▸ Exercise
Reproduce every entry in the listing without alteration.

======== Given data

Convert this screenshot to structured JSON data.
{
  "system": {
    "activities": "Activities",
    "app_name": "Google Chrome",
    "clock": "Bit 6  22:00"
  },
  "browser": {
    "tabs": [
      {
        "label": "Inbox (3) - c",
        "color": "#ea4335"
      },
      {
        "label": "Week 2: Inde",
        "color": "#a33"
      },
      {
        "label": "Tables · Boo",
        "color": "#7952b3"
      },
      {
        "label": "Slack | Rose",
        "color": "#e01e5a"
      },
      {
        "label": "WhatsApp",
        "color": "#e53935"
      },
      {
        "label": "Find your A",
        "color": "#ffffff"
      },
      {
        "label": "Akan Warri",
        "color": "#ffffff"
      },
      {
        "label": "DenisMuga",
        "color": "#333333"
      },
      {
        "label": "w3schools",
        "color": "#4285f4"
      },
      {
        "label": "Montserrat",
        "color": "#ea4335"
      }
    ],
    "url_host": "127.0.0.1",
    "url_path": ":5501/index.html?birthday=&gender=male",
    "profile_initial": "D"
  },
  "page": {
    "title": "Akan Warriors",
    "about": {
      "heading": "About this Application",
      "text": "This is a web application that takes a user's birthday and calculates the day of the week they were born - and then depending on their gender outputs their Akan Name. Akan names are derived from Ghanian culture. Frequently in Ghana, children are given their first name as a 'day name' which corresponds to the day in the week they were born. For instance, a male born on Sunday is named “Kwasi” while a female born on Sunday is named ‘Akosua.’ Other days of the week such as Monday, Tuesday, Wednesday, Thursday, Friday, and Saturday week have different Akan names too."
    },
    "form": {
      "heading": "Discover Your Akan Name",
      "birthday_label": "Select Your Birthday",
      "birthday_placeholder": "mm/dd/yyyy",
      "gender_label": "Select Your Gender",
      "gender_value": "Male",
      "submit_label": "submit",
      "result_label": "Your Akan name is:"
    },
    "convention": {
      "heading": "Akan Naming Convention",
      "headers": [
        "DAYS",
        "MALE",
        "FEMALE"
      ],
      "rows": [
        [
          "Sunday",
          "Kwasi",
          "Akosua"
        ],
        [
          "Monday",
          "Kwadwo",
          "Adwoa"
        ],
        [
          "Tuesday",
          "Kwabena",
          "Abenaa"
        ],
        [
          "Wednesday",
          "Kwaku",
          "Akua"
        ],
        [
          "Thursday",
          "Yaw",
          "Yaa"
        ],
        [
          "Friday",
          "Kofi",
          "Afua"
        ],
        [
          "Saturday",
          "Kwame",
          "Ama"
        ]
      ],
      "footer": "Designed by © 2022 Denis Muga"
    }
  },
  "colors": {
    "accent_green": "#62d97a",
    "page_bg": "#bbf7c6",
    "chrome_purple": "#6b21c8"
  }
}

================

▸ Final answer
Convert this screenshot to structured JSON data.
{
  "system": {
    "activities": "Activities",
    "app_name": "Google Chrome",
    "clock": "Bit 6  22:00"
  },
  "browser": {
    "tabs": [
      {
        "label": "Inbox (3) - c",
        "color": "#ea4335"
      },
      {
        "label": "Week 2: Inde",
        "color": "#a33"
      },
      {
        "label": "Tables · Boo",
        "color": "#7952b3"
      },
      {
        "label": "Slack | Rose",
        "color": "#e01e5a"
      },
      {
        "label": "WhatsApp",
        "color": "#e53935"
      },
      {
        "label": "Find your A",
        "color": "#ffffff"
      },
      {
        "label": "Akan Warri",
        "color": "#ffffff"
      },
      {
        "label": "DenisMuga",
        "color": "#333333"
      },
      {
        "label": "w3schools",
        "color": "#4285f4"
      },
      {
        "label": "Montserrat",
        "color": "#ea4335"
      }
    ],
    "url_host": "127.0.0.1",
    "url_path": ":5501/index.html?birthday=&gender=male",
    "profile_initial": "D"
  },
  "page": {
    "title": "Akan Warriors",
    "about": {
      "heading": "About this Application",
      "text": "This is a web application that takes a user's birthday and calculates the day of the week they were born - and then depending on their gender outputs their Akan Name. Akan names are derived from Ghanian culture. Frequently in Ghana, children are given their first name as a 'day name' which corresponds to the day in the week they were born. For instance, a male born on Sunday is named “Kwasi” while a female born on Sunday is named ‘Akosua.’ Other days of the week such as Monday, Tuesday, Wednesday, Thursday, Friday, and Saturday week have different Akan names too."
    },
    "form": {
      "heading": "Discover Your Akan Name",
      "birthday_label": "Select Your Birthday",
      "birthday_placeholder": "mm/dd/yyyy",
      "gender_label": "Select Your Gender",
      "gender_value": "Male",
      "submit_label": "submit",
      "result_label": "Your Akan name is:"
    },
    "convention": {
      "heading": "Akan Naming Convention",
      "headers": [
        "DAYS",
        "MALE",
        "FEMALE"
      ],
      "rows": [
        [
          "Sunday",
          "Kwasi",
          "Akosua"
        ],
        [
          "Monday",
          "Kwadwo",
          "Adwoa"
        ],
        [
          "Tuesday",
          "Kwabena",
          "Abenaa"
        ],
        [
          "Wednesday",
          "Kwaku",
          "Akua"
        ],
        [
          "Thursday",
          "Yaw",
          "Yaa"
        ],
        [
          "Friday",
          "Kofi",
          "Afua"
        ],
        [
          "Saturday",
          "Kwame",
          "Ama"
        ]
      ],
      "footer": "Designed by © 2022 Denis Muga"
    }
  },
  "colors": {
    "accent_green": "#62d97a",
    "page_bg": "#bbf7c6",
    "chrome_purple": "#6b21c8"
  }
}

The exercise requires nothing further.